==== Record list ====

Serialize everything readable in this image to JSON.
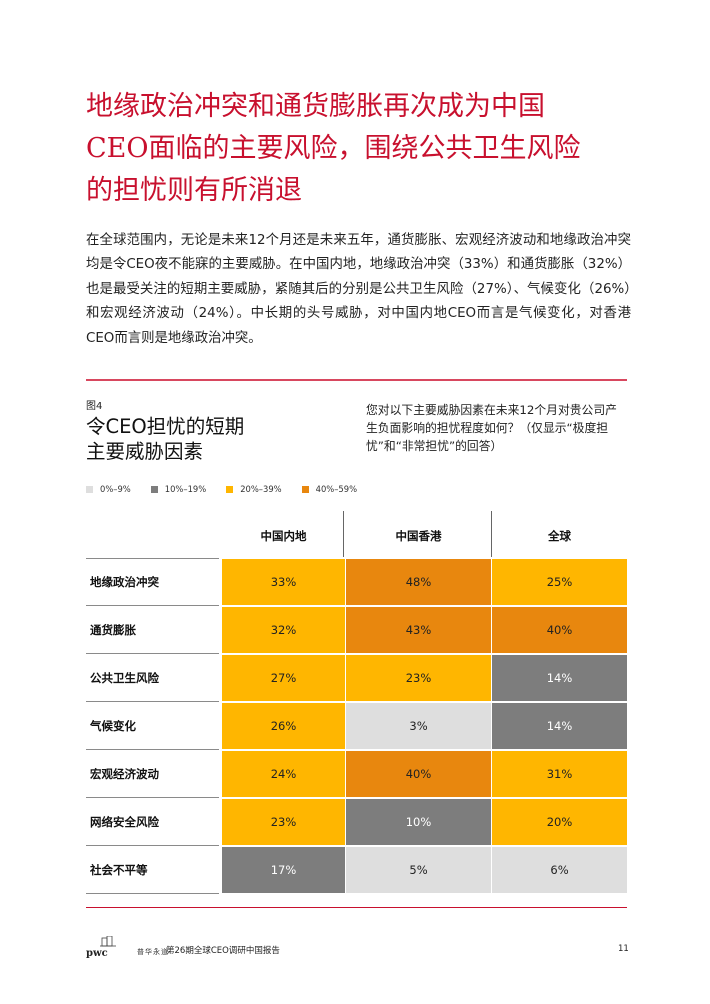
{
  "headline": [
    "地缘政治冲突和通货膨胀再次成为中国",
    "CEO面临的主要风险，围绕公共卫生风险",
    "的担忧则有所消退"
  ],
  "intro": "在全球范围内，无论是未来12个月还是未来五年，通货膨胀、宏观经济波动和地缘政治冲突均是令CEO夜不能寐的主要威胁。在中国内地，地缘政治冲突（33%）和通货膨胀（32%）也是最受关注的短期主要威胁，紧随其后的分别是公共卫生风险（27%）、气候变化（26%）和宏观经济波动（24%）。中长期的头号威胁，对中国内地CEO而言是气候变化，对香港CEO而言则是地缘政治冲突。",
  "figure": {
    "label": "图4",
    "title": [
      "令CEO担忧的短期",
      "主要威胁因素"
    ],
    "question": "您对以下主要威胁因素在未来12个月对贵公司产生负面影响的担忧程度如何？（仅显示“极度担忧”和“非常担忧”的回答）"
  },
  "legend": [
    {
      "label": "0%–9%",
      "color": "#dedede"
    },
    {
      "label": "10%–19%",
      "color": "#7d7d7d"
    },
    {
      "label": "20%–39%",
      "color": "#ffb600"
    },
    {
      "label": "40%–59%",
      "color": "#e8870e"
    }
  ],
  "table": {
    "columns": [
      "中国内地",
      "中国香港",
      "全球"
    ],
    "rows": [
      {
        "label": "地缘政治冲突",
        "values": [
          33,
          48,
          25
        ]
      },
      {
        "label": "通货膨胀",
        "values": [
          32,
          43,
          40
        ]
      },
      {
        "label": "公共卫生风险",
        "values": [
          27,
          23,
          14
        ]
      },
      {
        "label": "气候变化",
        "values": [
          26,
          3,
          14
        ]
      },
      {
        "label": "宏观经济波动",
        "values": [
          24,
          40,
          31
        ]
      },
      {
        "label": "网络安全风险",
        "values": [
          23,
          10,
          20
        ]
      },
      {
        "label": "社会不平等",
        "values": [
          17,
          5,
          6
        ]
      }
    ]
  },
  "footer": {
    "logo": "pwc",
    "brand": "普华永道",
    "text": "第26期全球CEO调研中国报告",
    "page": "11"
  }
}
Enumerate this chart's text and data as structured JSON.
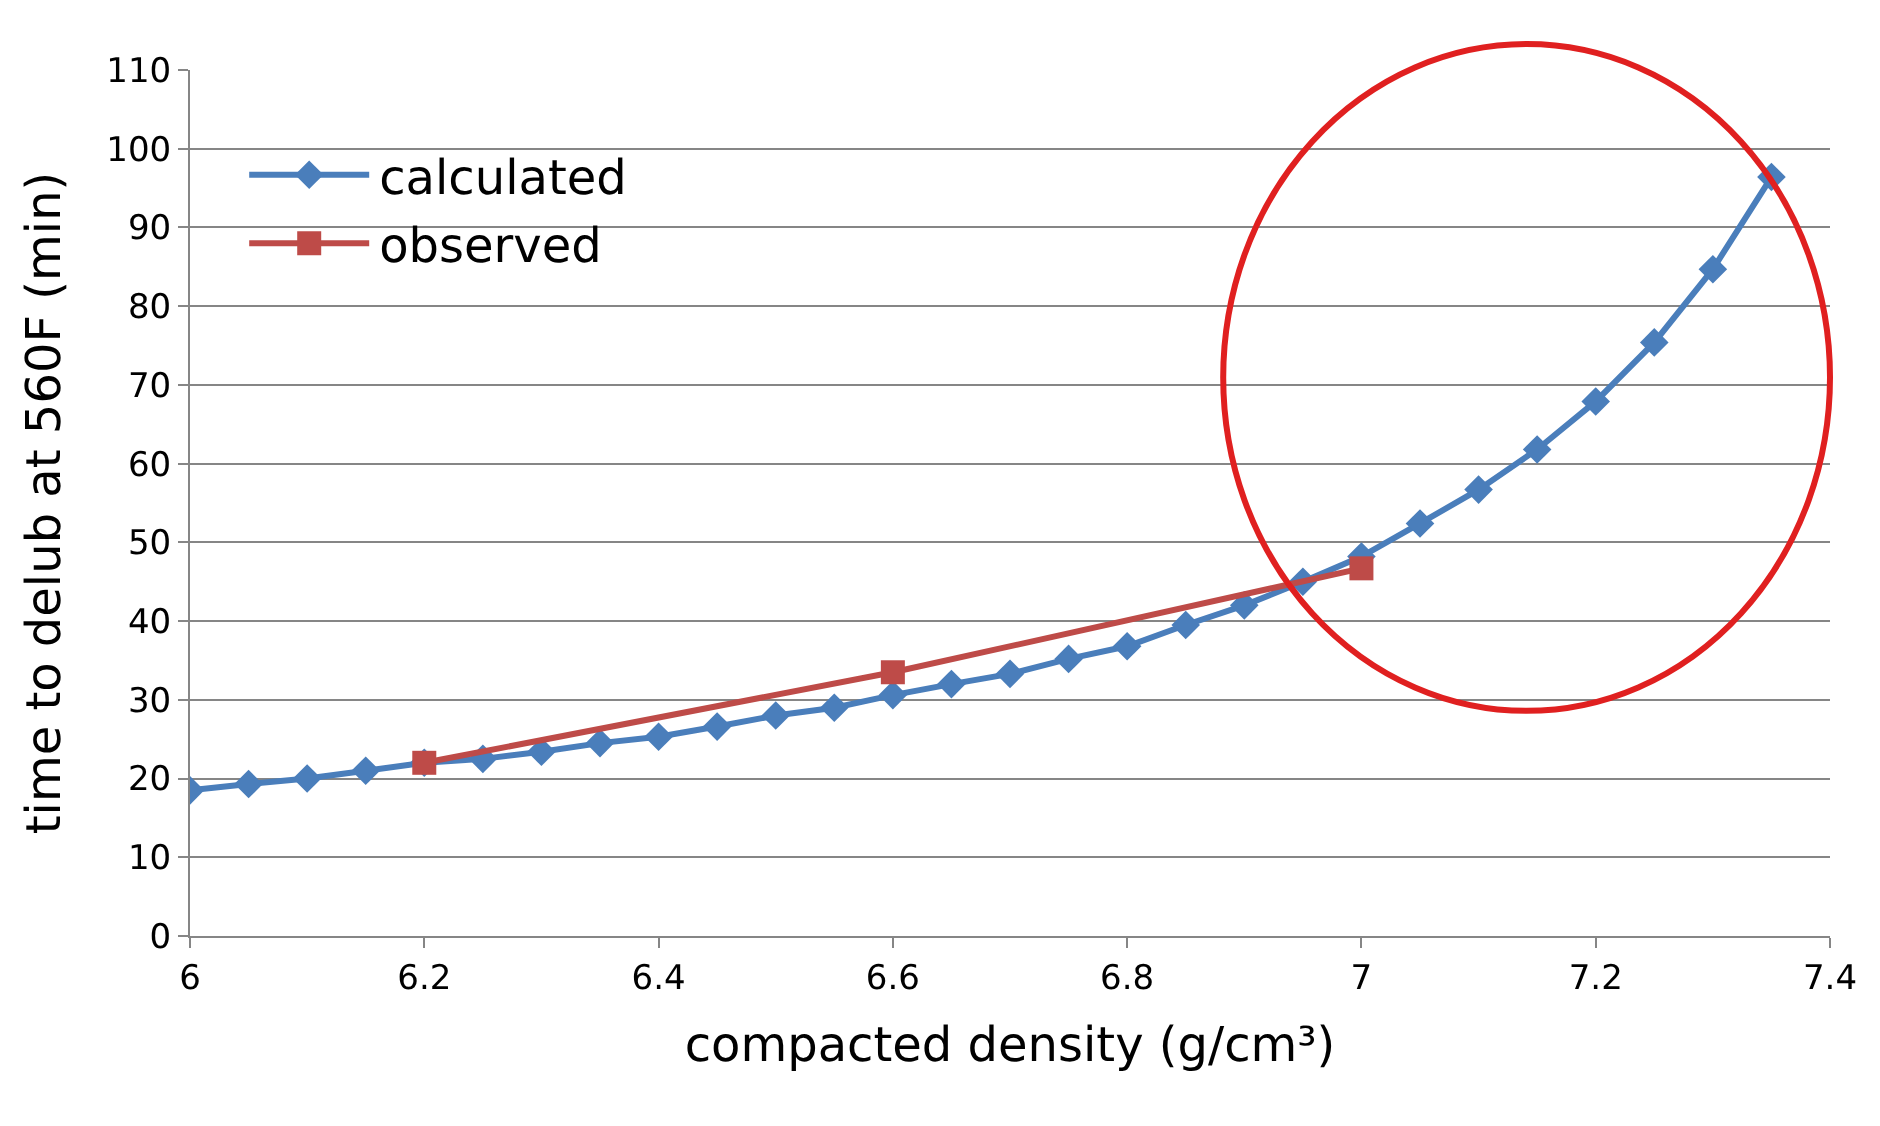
{
  "chart_data": {
    "type": "line",
    "xlabel": "compacted density (g/cm³)",
    "ylabel": "time to delub at 560F (min)",
    "x": [
      6.0,
      6.05,
      6.1,
      6.15,
      6.2,
      6.25,
      6.3,
      6.35,
      6.4,
      6.45,
      6.5,
      6.55,
      6.6,
      6.65,
      6.7,
      6.75,
      6.8,
      6.85,
      6.9,
      6.95,
      7.0,
      7.05,
      7.1,
      7.15,
      7.2,
      7.25,
      7.3,
      7.35
    ],
    "series": [
      {
        "name": "calculated",
        "color": "#4a7ebb",
        "marker": "diamond",
        "values": [
          18.5,
          19.3,
          20,
          21,
          22,
          22.5,
          23.4,
          24.5,
          25.3,
          26.6,
          28,
          29,
          30.6,
          32,
          33.3,
          35.2,
          36.8,
          39.5,
          42,
          45,
          48.2,
          52.4,
          56.7,
          61.8,
          67.9,
          75.4,
          84.7,
          96.4
        ]
      },
      {
        "name": "observed",
        "color": "#be4b48",
        "marker": "square",
        "x": [
          6.2,
          6.6,
          7.0
        ],
        "values": [
          22,
          33.5,
          46.7
        ]
      }
    ],
    "xlim": [
      6,
      7.4
    ],
    "xticks": [
      6,
      6.2,
      6.4,
      6.6,
      6.8,
      7,
      7.2,
      7.4
    ],
    "ylim": [
      0,
      110
    ],
    "yticks": [
      0,
      10,
      20,
      30,
      40,
      50,
      60,
      70,
      80,
      90,
      100,
      110
    ],
    "grid": "y",
    "legend": "top left",
    "line_style": "solid"
  }
}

====

**Work to do:**
Pick each line holding the word "color" out of the listing.

**The response:**
      "color": "#dedede"
      "color": "#7d7d7d"
      "color": "#ffb600"
      "color": "#e8870e"
        "color": "#4a7ebb",
        "color": "#be4b48",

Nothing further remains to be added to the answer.